[Data tied to figure images]
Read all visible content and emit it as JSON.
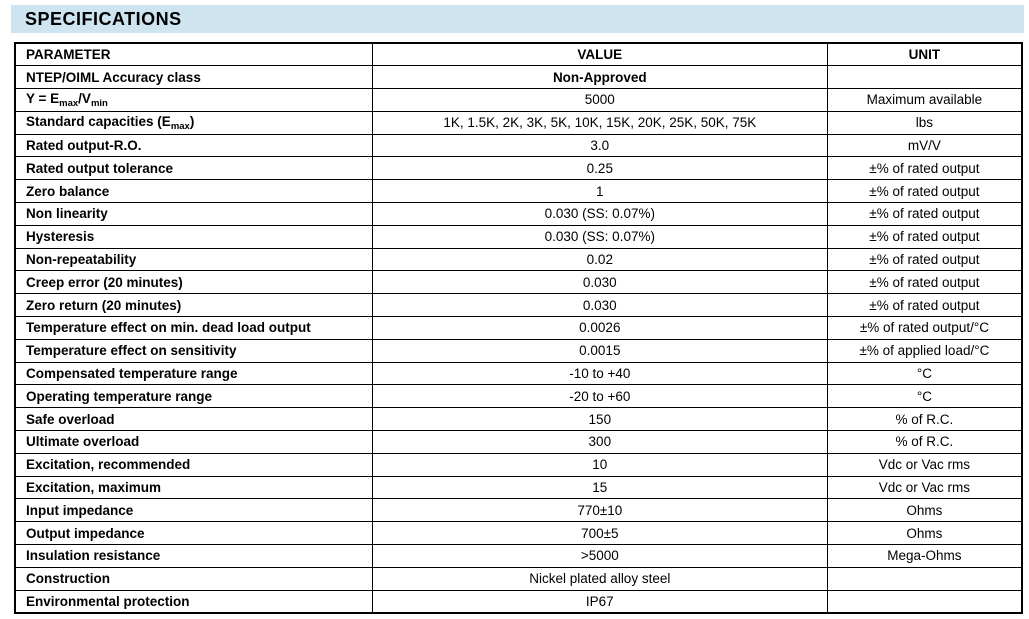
{
  "section": {
    "title": "SPECIFICATIONS"
  },
  "theme": {
    "title_bar_bg": "#cfe4f1",
    "table_border": "#000000",
    "text_color": "#000000",
    "page_bg": "#ffffff"
  },
  "table": {
    "columns": [
      "PARAMETER",
      "VALUE",
      "UNIT"
    ],
    "rows": [
      {
        "parameter": "NTEP/OIML Accuracy class",
        "value": "Non-Approved",
        "unit": "",
        "bold_value": true
      },
      {
        "parameter": "Y = E_{max}/V_{min}",
        "value": "5000",
        "unit": "Maximum available"
      },
      {
        "parameter": "Standard capacities (E_{max})",
        "value": "1K, 1.5K, 2K, 3K, 5K, 10K, 15K, 20K, 25K, 50K, 75K",
        "unit": "lbs"
      },
      {
        "parameter": "Rated output-R.O.",
        "value": "3.0",
        "unit": "mV/V"
      },
      {
        "parameter": "Rated output tolerance",
        "value": "0.25",
        "unit": "±% of rated output"
      },
      {
        "parameter": "Zero balance",
        "value": "1",
        "unit": "±% of rated output"
      },
      {
        "parameter": "Non linearity",
        "value": "0.030 (SS: 0.07%)",
        "unit": "±% of rated output"
      },
      {
        "parameter": "Hysteresis",
        "value": "0.030 (SS: 0.07%)",
        "unit": "±% of rated output"
      },
      {
        "parameter": "Non-repeatability",
        "value": "0.02",
        "unit": "±% of rated output"
      },
      {
        "parameter": "Creep error (20 minutes)",
        "value": "0.030",
        "unit": "±% of rated output"
      },
      {
        "parameter": "Zero return (20 minutes)",
        "value": "0.030",
        "unit": "±% of rated output"
      },
      {
        "parameter": "Temperature effect on min. dead load output",
        "value": "0.0026",
        "unit": "±% of rated output/°C"
      },
      {
        "parameter": "Temperature effect on sensitivity",
        "value": "0.0015",
        "unit": "±% of applied load/°C"
      },
      {
        "parameter": "Compensated temperature range",
        "value": "-10 to +40",
        "unit": "°C"
      },
      {
        "parameter": "Operating temperature range",
        "value": "-20 to +60",
        "unit": "°C"
      },
      {
        "parameter": "Safe overload",
        "value": "150",
        "unit": "% of R.C."
      },
      {
        "parameter": "Ultimate overload",
        "value": "300",
        "unit": "% of R.C."
      },
      {
        "parameter": "Excitation, recommended",
        "value": "10",
        "unit": "Vdc or Vac rms"
      },
      {
        "parameter": "Excitation, maximum",
        "value": "15",
        "unit": "Vdc or Vac rms"
      },
      {
        "parameter": "Input impedance",
        "value": "770±10",
        "unit": "Ohms"
      },
      {
        "parameter": "Output impedance",
        "value": "700±5",
        "unit": "Ohms"
      },
      {
        "parameter": "Insulation resistance",
        "value": ">5000",
        "unit": "Mega-Ohms"
      },
      {
        "parameter": "Construction",
        "value": "Nickel plated alloy steel",
        "unit": ""
      },
      {
        "parameter": "Environmental protection",
        "value": "IP67",
        "unit": ""
      }
    ]
  }
}
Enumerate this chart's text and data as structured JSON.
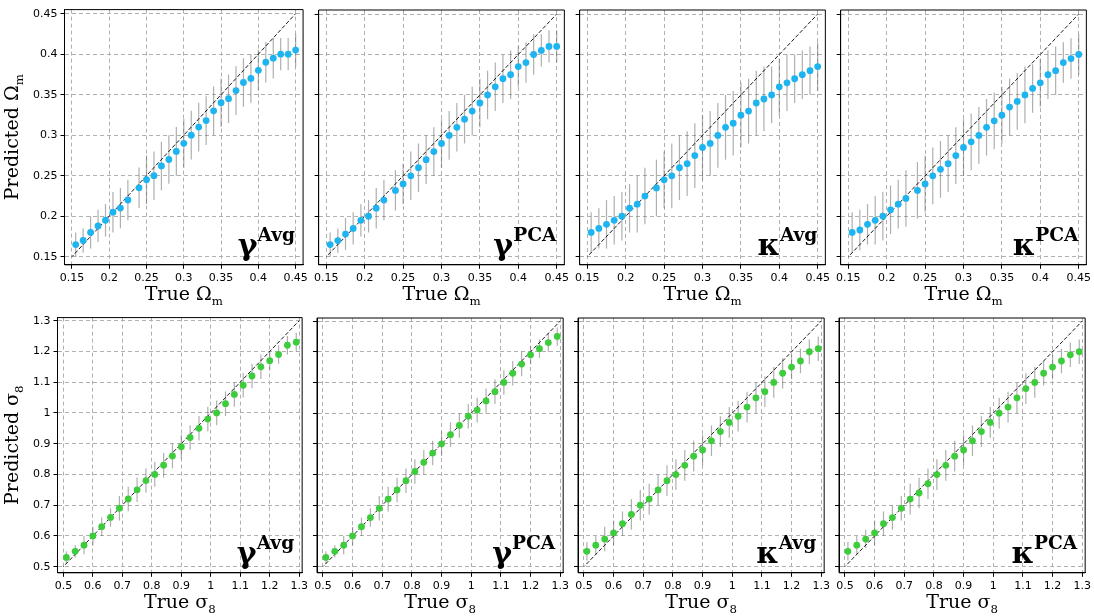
{
  "chart_data": [
    {
      "type": "scatter",
      "xlabel": "True Ω$_{m}$",
      "ylabel": "Predicted Ω$_{m}$",
      "annotations": [
        "γ$^{Avg}$"
      ],
      "xlim": [
        0.14,
        0.46
      ],
      "ylim": [
        0.14,
        0.455
      ],
      "xticks": [
        0.15,
        0.2,
        0.25,
        0.3,
        0.35,
        0.4,
        0.45
      ],
      "yticks": [
        0.15,
        0.2,
        0.25,
        0.3,
        0.35,
        0.4,
        0.45
      ],
      "grid": true,
      "legend": false,
      "series": [
        {
          "type": "scatter",
          "color": "#1eb4f0",
          "marker": "circle",
          "x": [
            0.155,
            0.165,
            0.175,
            0.185,
            0.195,
            0.205,
            0.215,
            0.225,
            0.24,
            0.25,
            0.26,
            0.27,
            0.28,
            0.29,
            0.3,
            0.31,
            0.32,
            0.33,
            0.34,
            0.35,
            0.36,
            0.37,
            0.38,
            0.39,
            0.4,
            0.41,
            0.42,
            0.43,
            0.44,
            0.45
          ],
          "values": [
            0.165,
            0.17,
            0.18,
            0.188,
            0.195,
            0.205,
            0.21,
            0.22,
            0.235,
            0.245,
            0.25,
            0.262,
            0.27,
            0.28,
            0.29,
            0.3,
            0.31,
            0.318,
            0.33,
            0.34,
            0.345,
            0.355,
            0.365,
            0.37,
            0.38,
            0.39,
            0.395,
            0.4,
            0.4,
            0.405
          ],
          "errors": [
            0.015,
            0.015,
            0.02,
            0.02,
            0.02,
            0.025,
            0.025,
            0.025,
            0.025,
            0.03,
            0.03,
            0.03,
            0.03,
            0.03,
            0.03,
            0.03,
            0.03,
            0.03,
            0.03,
            0.03,
            0.03,
            0.03,
            0.03,
            0.03,
            0.025,
            0.025,
            0.025,
            0.02,
            0.02,
            0.02
          ]
        },
        {
          "type": "line",
          "color": "#000000",
          "line_style": "dashed",
          "marker": "none",
          "x": [
            0.15,
            0.45
          ],
          "values": [
            0.15,
            0.45
          ]
        }
      ]
    },
    {
      "type": "scatter",
      "xlabel": "True Ω$_{m}$",
      "annotations": [
        "γ$^{PCA}$"
      ],
      "tick_labels": "x",
      "xlim": [
        0.14,
        0.46
      ],
      "ylim": [
        0.14,
        0.455
      ],
      "xticks": [
        0.15,
        0.2,
        0.25,
        0.3,
        0.35,
        0.4,
        0.45
      ],
      "yticks": [
        0.15,
        0.2,
        0.25,
        0.3,
        0.35,
        0.4,
        0.45
      ],
      "grid": true,
      "legend": false,
      "series": [
        {
          "type": "scatter",
          "color": "#1eb4f0",
          "marker": "circle",
          "x": [
            0.155,
            0.165,
            0.175,
            0.185,
            0.195,
            0.205,
            0.215,
            0.225,
            0.24,
            0.25,
            0.26,
            0.27,
            0.28,
            0.29,
            0.3,
            0.31,
            0.32,
            0.33,
            0.34,
            0.35,
            0.36,
            0.37,
            0.38,
            0.39,
            0.4,
            0.41,
            0.42,
            0.43,
            0.44,
            0.45
          ],
          "values": [
            0.165,
            0.17,
            0.178,
            0.185,
            0.195,
            0.2,
            0.21,
            0.22,
            0.232,
            0.24,
            0.25,
            0.26,
            0.27,
            0.28,
            0.29,
            0.3,
            0.31,
            0.32,
            0.33,
            0.34,
            0.35,
            0.36,
            0.37,
            0.375,
            0.385,
            0.39,
            0.4,
            0.405,
            0.41,
            0.41
          ],
          "errors": [
            0.015,
            0.015,
            0.02,
            0.02,
            0.02,
            0.02,
            0.025,
            0.025,
            0.025,
            0.025,
            0.03,
            0.03,
            0.03,
            0.03,
            0.03,
            0.03,
            0.03,
            0.03,
            0.03,
            0.03,
            0.03,
            0.03,
            0.03,
            0.03,
            0.025,
            0.025,
            0.025,
            0.02,
            0.02,
            0.02
          ]
        },
        {
          "type": "line",
          "color": "#000000",
          "line_style": "dashed",
          "marker": "none",
          "x": [
            0.15,
            0.45
          ],
          "values": [
            0.15,
            0.45
          ]
        }
      ]
    },
    {
      "type": "scatter",
      "xlabel": "True Ω$_{m}$",
      "annotations": [
        "κ$^{Avg}$"
      ],
      "tick_labels": "x",
      "xlim": [
        0.14,
        0.46
      ],
      "ylim": [
        0.14,
        0.455
      ],
      "xticks": [
        0.15,
        0.2,
        0.25,
        0.3,
        0.35,
        0.4,
        0.45
      ],
      "yticks": [
        0.15,
        0.2,
        0.25,
        0.3,
        0.35,
        0.4,
        0.45
      ],
      "grid": true,
      "legend": false,
      "series": [
        {
          "type": "scatter",
          "color": "#1eb4f0",
          "marker": "circle",
          "x": [
            0.155,
            0.165,
            0.175,
            0.185,
            0.195,
            0.205,
            0.215,
            0.225,
            0.24,
            0.25,
            0.26,
            0.27,
            0.28,
            0.29,
            0.3,
            0.31,
            0.32,
            0.33,
            0.34,
            0.35,
            0.36,
            0.37,
            0.38,
            0.39,
            0.4,
            0.41,
            0.42,
            0.43,
            0.44,
            0.45
          ],
          "values": [
            0.18,
            0.185,
            0.19,
            0.195,
            0.2,
            0.21,
            0.215,
            0.225,
            0.235,
            0.245,
            0.25,
            0.26,
            0.265,
            0.275,
            0.285,
            0.29,
            0.3,
            0.31,
            0.315,
            0.325,
            0.33,
            0.34,
            0.345,
            0.35,
            0.36,
            0.365,
            0.37,
            0.375,
            0.38,
            0.385
          ],
          "errors": [
            0.025,
            0.025,
            0.03,
            0.03,
            0.03,
            0.03,
            0.035,
            0.035,
            0.035,
            0.035,
            0.04,
            0.04,
            0.04,
            0.04,
            0.04,
            0.04,
            0.04,
            0.04,
            0.04,
            0.04,
            0.04,
            0.04,
            0.04,
            0.035,
            0.035,
            0.035,
            0.03,
            0.03,
            0.03,
            0.03
          ]
        },
        {
          "type": "line",
          "color": "#000000",
          "line_style": "dashed",
          "marker": "none",
          "x": [
            0.15,
            0.45
          ],
          "values": [
            0.15,
            0.45
          ]
        }
      ]
    },
    {
      "type": "scatter",
      "xlabel": "True Ω$_{m}$",
      "annotations": [
        "κ$^{PCA}$"
      ],
      "tick_labels": "x",
      "xlim": [
        0.14,
        0.46
      ],
      "ylim": [
        0.14,
        0.455
      ],
      "xticks": [
        0.15,
        0.2,
        0.25,
        0.3,
        0.35,
        0.4,
        0.45
      ],
      "yticks": [
        0.15,
        0.2,
        0.25,
        0.3,
        0.35,
        0.4,
        0.45
      ],
      "grid": true,
      "legend": false,
      "series": [
        {
          "type": "scatter",
          "color": "#1eb4f0",
          "marker": "circle",
          "x": [
            0.155,
            0.165,
            0.175,
            0.185,
            0.195,
            0.205,
            0.215,
            0.225,
            0.24,
            0.25,
            0.26,
            0.27,
            0.28,
            0.29,
            0.3,
            0.31,
            0.32,
            0.33,
            0.34,
            0.35,
            0.36,
            0.37,
            0.38,
            0.39,
            0.4,
            0.41,
            0.42,
            0.43,
            0.44,
            0.45
          ],
          "values": [
            0.18,
            0.183,
            0.19,
            0.195,
            0.2,
            0.208,
            0.215,
            0.222,
            0.232,
            0.24,
            0.25,
            0.258,
            0.265,
            0.275,
            0.285,
            0.292,
            0.3,
            0.31,
            0.318,
            0.325,
            0.335,
            0.342,
            0.35,
            0.358,
            0.365,
            0.375,
            0.38,
            0.39,
            0.395,
            0.4
          ],
          "errors": [
            0.025,
            0.025,
            0.025,
            0.03,
            0.03,
            0.03,
            0.03,
            0.035,
            0.035,
            0.035,
            0.035,
            0.035,
            0.035,
            0.035,
            0.035,
            0.035,
            0.035,
            0.035,
            0.035,
            0.035,
            0.035,
            0.035,
            0.035,
            0.03,
            0.03,
            0.03,
            0.03,
            0.025,
            0.025,
            0.025
          ]
        },
        {
          "type": "line",
          "color": "#000000",
          "line_style": "dashed",
          "marker": "none",
          "x": [
            0.15,
            0.45
          ],
          "values": [
            0.15,
            0.45
          ]
        }
      ]
    },
    {
      "type": "scatter",
      "xlabel": "True σ$_{8}$",
      "ylabel": "Predicted σ$_{8}$",
      "annotations": [
        "γ$^{Avg}$"
      ],
      "xlim": [
        0.48,
        1.31
      ],
      "ylim": [
        0.48,
        1.31
      ],
      "xticks": [
        0.5,
        0.6,
        0.7,
        0.8,
        0.9,
        1.0,
        1.1,
        1.2,
        1.3
      ],
      "yticks": [
        0.5,
        0.6,
        0.7,
        0.8,
        0.9,
        1.0,
        1.1,
        1.2,
        1.3
      ],
      "grid": true,
      "legend": false,
      "series": [
        {
          "type": "scatter",
          "color": "#3ccc3c",
          "marker": "circle",
          "x": [
            0.51,
            0.54,
            0.57,
            0.6,
            0.63,
            0.66,
            0.69,
            0.72,
            0.75,
            0.78,
            0.81,
            0.84,
            0.87,
            0.9,
            0.93,
            0.96,
            0.99,
            1.02,
            1.05,
            1.08,
            1.11,
            1.14,
            1.17,
            1.2,
            1.23,
            1.26,
            1.29
          ],
          "values": [
            0.53,
            0.55,
            0.57,
            0.6,
            0.63,
            0.66,
            0.69,
            0.72,
            0.75,
            0.78,
            0.8,
            0.83,
            0.86,
            0.89,
            0.92,
            0.95,
            0.98,
            1.0,
            1.03,
            1.06,
            1.09,
            1.12,
            1.15,
            1.17,
            1.19,
            1.22,
            1.23
          ],
          "errors": [
            0.02,
            0.02,
            0.03,
            0.03,
            0.03,
            0.03,
            0.04,
            0.04,
            0.04,
            0.04,
            0.04,
            0.04,
            0.04,
            0.04,
            0.04,
            0.04,
            0.04,
            0.04,
            0.04,
            0.04,
            0.04,
            0.04,
            0.04,
            0.03,
            0.03,
            0.03,
            0.03
          ]
        },
        {
          "type": "line",
          "color": "#000000",
          "line_style": "dashed",
          "marker": "none",
          "x": [
            0.5,
            1.3
          ],
          "values": [
            0.5,
            1.3
          ]
        }
      ]
    },
    {
      "type": "scatter",
      "xlabel": "True σ$_{8}$",
      "annotations": [
        "γ$^{PCA}$"
      ],
      "tick_labels": "x",
      "xlim": [
        0.48,
        1.31
      ],
      "ylim": [
        0.48,
        1.31
      ],
      "xticks": [
        0.5,
        0.6,
        0.7,
        0.8,
        0.9,
        1.0,
        1.1,
        1.2,
        1.3
      ],
      "yticks": [
        0.5,
        0.6,
        0.7,
        0.8,
        0.9,
        1.0,
        1.1,
        1.2,
        1.3
      ],
      "grid": true,
      "legend": false,
      "series": [
        {
          "type": "scatter",
          "color": "#3ccc3c",
          "marker": "circle",
          "x": [
            0.51,
            0.54,
            0.57,
            0.6,
            0.63,
            0.66,
            0.69,
            0.72,
            0.75,
            0.78,
            0.81,
            0.84,
            0.87,
            0.9,
            0.93,
            0.96,
            0.99,
            1.02,
            1.05,
            1.08,
            1.11,
            1.14,
            1.17,
            1.2,
            1.23,
            1.26,
            1.29
          ],
          "values": [
            0.53,
            0.55,
            0.57,
            0.6,
            0.63,
            0.66,
            0.69,
            0.72,
            0.75,
            0.78,
            0.81,
            0.84,
            0.87,
            0.9,
            0.93,
            0.96,
            0.99,
            1.01,
            1.04,
            1.07,
            1.1,
            1.13,
            1.16,
            1.19,
            1.21,
            1.23,
            1.25
          ],
          "errors": [
            0.02,
            0.02,
            0.03,
            0.03,
            0.03,
            0.03,
            0.04,
            0.04,
            0.04,
            0.04,
            0.04,
            0.04,
            0.04,
            0.04,
            0.04,
            0.04,
            0.04,
            0.04,
            0.04,
            0.04,
            0.04,
            0.04,
            0.04,
            0.03,
            0.03,
            0.03,
            0.03
          ]
        },
        {
          "type": "line",
          "color": "#000000",
          "line_style": "dashed",
          "marker": "none",
          "x": [
            0.5,
            1.3
          ],
          "values": [
            0.5,
            1.3
          ]
        }
      ]
    },
    {
      "type": "scatter",
      "xlabel": "True σ$_{8}$",
      "annotations": [
        "κ$^{Avg}$"
      ],
      "tick_labels": "x",
      "xlim": [
        0.48,
        1.31
      ],
      "ylim": [
        0.48,
        1.31
      ],
      "xticks": [
        0.5,
        0.6,
        0.7,
        0.8,
        0.9,
        1.0,
        1.1,
        1.2,
        1.3
      ],
      "yticks": [
        0.5,
        0.6,
        0.7,
        0.8,
        0.9,
        1.0,
        1.1,
        1.2,
        1.3
      ],
      "grid": true,
      "legend": false,
      "series": [
        {
          "type": "scatter",
          "color": "#3ccc3c",
          "marker": "circle",
          "x": [
            0.51,
            0.54,
            0.57,
            0.6,
            0.63,
            0.66,
            0.69,
            0.72,
            0.75,
            0.78,
            0.81,
            0.84,
            0.87,
            0.9,
            0.93,
            0.96,
            0.99,
            1.02,
            1.05,
            1.08,
            1.11,
            1.14,
            1.17,
            1.2,
            1.23,
            1.26,
            1.29
          ],
          "values": [
            0.55,
            0.57,
            0.59,
            0.61,
            0.64,
            0.67,
            0.7,
            0.72,
            0.75,
            0.78,
            0.8,
            0.83,
            0.86,
            0.88,
            0.91,
            0.94,
            0.97,
            0.99,
            1.02,
            1.05,
            1.07,
            1.1,
            1.13,
            1.15,
            1.17,
            1.2,
            1.21
          ],
          "errors": [
            0.03,
            0.03,
            0.04,
            0.04,
            0.04,
            0.05,
            0.05,
            0.05,
            0.05,
            0.05,
            0.05,
            0.05,
            0.05,
            0.05,
            0.05,
            0.05,
            0.05,
            0.05,
            0.05,
            0.05,
            0.05,
            0.05,
            0.05,
            0.04,
            0.04,
            0.04,
            0.04
          ]
        },
        {
          "type": "line",
          "color": "#000000",
          "line_style": "dashed",
          "marker": "none",
          "x": [
            0.5,
            1.3
          ],
          "values": [
            0.5,
            1.3
          ]
        }
      ]
    },
    {
      "type": "scatter",
      "xlabel": "True σ$_{8}$",
      "annotations": [
        "κ$^{PCA}$"
      ],
      "tick_labels": "x",
      "xlim": [
        0.48,
        1.31
      ],
      "ylim": [
        0.48,
        1.31
      ],
      "xticks": [
        0.5,
        0.6,
        0.7,
        0.8,
        0.9,
        1.0,
        1.1,
        1.2,
        1.3
      ],
      "yticks": [
        0.5,
        0.6,
        0.7,
        0.8,
        0.9,
        1.0,
        1.1,
        1.2,
        1.3
      ],
      "grid": true,
      "legend": false,
      "series": [
        {
          "type": "scatter",
          "color": "#3ccc3c",
          "marker": "circle",
          "x": [
            0.51,
            0.54,
            0.57,
            0.6,
            0.63,
            0.66,
            0.69,
            0.72,
            0.75,
            0.78,
            0.81,
            0.84,
            0.87,
            0.9,
            0.93,
            0.96,
            0.99,
            1.02,
            1.05,
            1.08,
            1.11,
            1.14,
            1.17,
            1.2,
            1.23,
            1.26,
            1.29
          ],
          "values": [
            0.55,
            0.57,
            0.59,
            0.61,
            0.64,
            0.66,
            0.69,
            0.72,
            0.74,
            0.77,
            0.8,
            0.83,
            0.86,
            0.88,
            0.91,
            0.94,
            0.97,
            1.0,
            1.02,
            1.05,
            1.08,
            1.1,
            1.13,
            1.15,
            1.17,
            1.19,
            1.2
          ],
          "errors": [
            0.03,
            0.03,
            0.03,
            0.04,
            0.04,
            0.04,
            0.04,
            0.05,
            0.05,
            0.05,
            0.05,
            0.05,
            0.05,
            0.05,
            0.05,
            0.05,
            0.05,
            0.05,
            0.05,
            0.05,
            0.05,
            0.05,
            0.04,
            0.04,
            0.04,
            0.04,
            0.04
          ]
        },
        {
          "type": "line",
          "color": "#000000",
          "line_style": "dashed",
          "marker": "none",
          "x": [
            0.5,
            1.3
          ],
          "values": [
            0.5,
            1.3
          ]
        }
      ]
    }
  ]
}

• Exercise aim
Report how many lines of the records above contain the word "Predicted", giving only the number.

• Expected output
2